**Your objective:**
Scan the material for the word "size", and copy each line where it shows up.

----------------

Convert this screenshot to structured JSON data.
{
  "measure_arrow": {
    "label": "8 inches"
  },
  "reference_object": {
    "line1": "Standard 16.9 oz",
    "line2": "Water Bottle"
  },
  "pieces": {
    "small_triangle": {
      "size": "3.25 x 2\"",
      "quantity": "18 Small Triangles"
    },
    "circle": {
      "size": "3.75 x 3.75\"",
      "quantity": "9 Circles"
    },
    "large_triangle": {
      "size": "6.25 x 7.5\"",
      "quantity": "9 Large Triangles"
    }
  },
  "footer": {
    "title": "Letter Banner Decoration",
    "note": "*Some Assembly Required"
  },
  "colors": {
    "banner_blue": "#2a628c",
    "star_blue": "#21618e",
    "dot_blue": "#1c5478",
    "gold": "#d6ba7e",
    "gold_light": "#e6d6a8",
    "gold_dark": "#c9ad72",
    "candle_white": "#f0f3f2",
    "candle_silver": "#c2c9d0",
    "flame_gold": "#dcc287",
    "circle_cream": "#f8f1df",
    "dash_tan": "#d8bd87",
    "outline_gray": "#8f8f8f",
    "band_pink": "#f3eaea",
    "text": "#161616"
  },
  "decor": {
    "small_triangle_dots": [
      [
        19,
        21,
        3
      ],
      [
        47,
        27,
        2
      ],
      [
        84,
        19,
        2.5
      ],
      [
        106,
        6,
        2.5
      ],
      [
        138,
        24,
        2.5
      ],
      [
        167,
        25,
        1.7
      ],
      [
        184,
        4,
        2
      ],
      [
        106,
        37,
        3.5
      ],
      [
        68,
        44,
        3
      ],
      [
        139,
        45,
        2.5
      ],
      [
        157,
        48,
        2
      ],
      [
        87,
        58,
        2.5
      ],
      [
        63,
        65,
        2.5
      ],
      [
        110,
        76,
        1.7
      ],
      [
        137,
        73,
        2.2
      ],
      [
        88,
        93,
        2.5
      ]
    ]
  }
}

----------------

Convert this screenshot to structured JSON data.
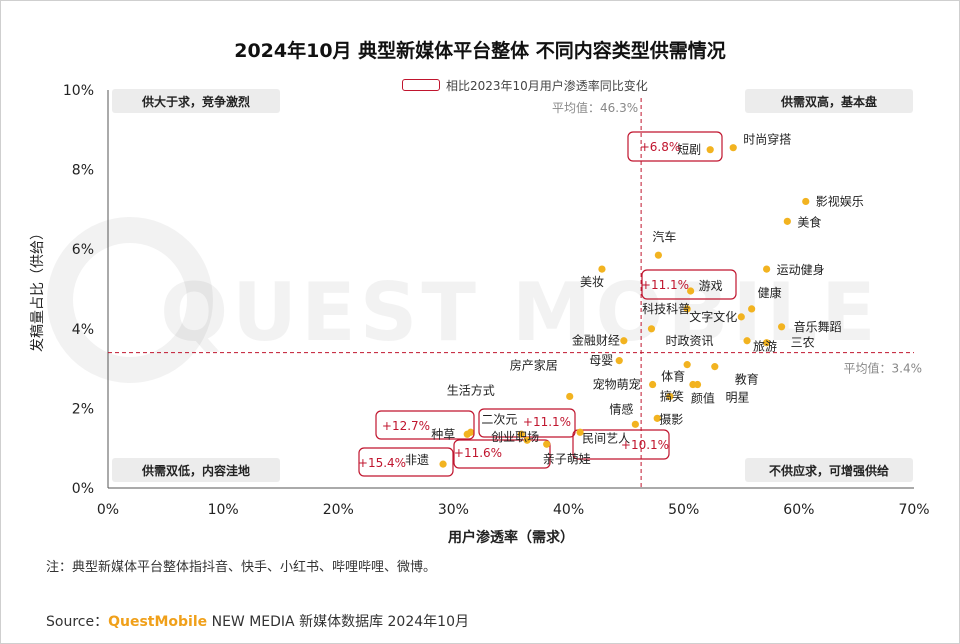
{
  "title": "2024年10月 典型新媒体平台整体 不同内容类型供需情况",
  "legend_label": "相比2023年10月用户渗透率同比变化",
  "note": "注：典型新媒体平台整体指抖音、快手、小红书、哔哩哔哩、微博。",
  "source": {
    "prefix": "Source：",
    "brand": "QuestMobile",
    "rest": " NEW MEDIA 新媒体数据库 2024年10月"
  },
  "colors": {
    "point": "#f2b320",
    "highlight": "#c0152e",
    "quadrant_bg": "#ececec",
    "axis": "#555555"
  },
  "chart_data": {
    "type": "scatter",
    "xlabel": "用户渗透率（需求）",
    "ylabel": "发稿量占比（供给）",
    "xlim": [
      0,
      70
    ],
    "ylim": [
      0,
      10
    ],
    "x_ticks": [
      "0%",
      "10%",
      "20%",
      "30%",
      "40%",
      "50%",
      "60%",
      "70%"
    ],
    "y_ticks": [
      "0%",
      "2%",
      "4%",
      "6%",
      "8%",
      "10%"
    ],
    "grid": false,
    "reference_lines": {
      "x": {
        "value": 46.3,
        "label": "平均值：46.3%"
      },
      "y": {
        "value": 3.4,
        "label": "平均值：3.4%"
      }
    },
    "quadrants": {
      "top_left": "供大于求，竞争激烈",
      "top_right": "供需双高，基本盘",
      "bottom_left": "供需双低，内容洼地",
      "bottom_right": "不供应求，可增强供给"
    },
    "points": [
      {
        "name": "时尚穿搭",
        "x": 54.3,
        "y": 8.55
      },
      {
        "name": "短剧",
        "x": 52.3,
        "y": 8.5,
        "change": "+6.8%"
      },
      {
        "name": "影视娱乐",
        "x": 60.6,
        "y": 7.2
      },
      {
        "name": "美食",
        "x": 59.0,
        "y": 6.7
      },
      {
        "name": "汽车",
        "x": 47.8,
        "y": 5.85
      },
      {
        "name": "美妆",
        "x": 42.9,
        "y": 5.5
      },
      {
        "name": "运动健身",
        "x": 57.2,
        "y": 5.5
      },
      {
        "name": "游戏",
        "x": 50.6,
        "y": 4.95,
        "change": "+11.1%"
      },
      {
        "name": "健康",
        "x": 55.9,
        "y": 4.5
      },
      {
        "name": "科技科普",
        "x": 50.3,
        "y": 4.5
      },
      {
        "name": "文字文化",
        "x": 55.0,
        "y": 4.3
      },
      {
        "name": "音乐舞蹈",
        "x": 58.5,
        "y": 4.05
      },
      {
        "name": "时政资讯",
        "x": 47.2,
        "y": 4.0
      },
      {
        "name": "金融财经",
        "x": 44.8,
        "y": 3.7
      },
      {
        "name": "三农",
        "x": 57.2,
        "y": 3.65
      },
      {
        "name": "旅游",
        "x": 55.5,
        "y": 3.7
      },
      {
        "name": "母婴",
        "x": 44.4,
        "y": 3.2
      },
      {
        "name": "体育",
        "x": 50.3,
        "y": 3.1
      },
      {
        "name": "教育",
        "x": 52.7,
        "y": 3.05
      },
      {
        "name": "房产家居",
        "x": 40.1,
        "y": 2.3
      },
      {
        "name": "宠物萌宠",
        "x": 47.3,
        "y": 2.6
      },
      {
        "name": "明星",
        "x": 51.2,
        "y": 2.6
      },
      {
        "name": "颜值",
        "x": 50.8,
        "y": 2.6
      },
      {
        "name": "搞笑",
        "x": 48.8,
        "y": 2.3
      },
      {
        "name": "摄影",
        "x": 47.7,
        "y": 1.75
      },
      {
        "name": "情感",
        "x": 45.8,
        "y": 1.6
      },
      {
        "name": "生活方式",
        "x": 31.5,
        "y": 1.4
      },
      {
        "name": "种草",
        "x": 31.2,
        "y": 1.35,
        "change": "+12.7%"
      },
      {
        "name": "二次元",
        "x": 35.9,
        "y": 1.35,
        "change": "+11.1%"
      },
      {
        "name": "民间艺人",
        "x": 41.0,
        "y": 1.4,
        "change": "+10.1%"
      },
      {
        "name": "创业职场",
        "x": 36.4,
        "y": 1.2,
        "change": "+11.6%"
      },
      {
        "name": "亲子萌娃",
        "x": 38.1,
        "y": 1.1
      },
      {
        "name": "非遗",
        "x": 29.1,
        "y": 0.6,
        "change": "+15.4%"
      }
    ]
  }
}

----------------

**Response to the task:**
      "size": "3.25 x 2\"",
      "size": "3.75 x 3.75\"",
      "size": "6.25 x 7.5\"",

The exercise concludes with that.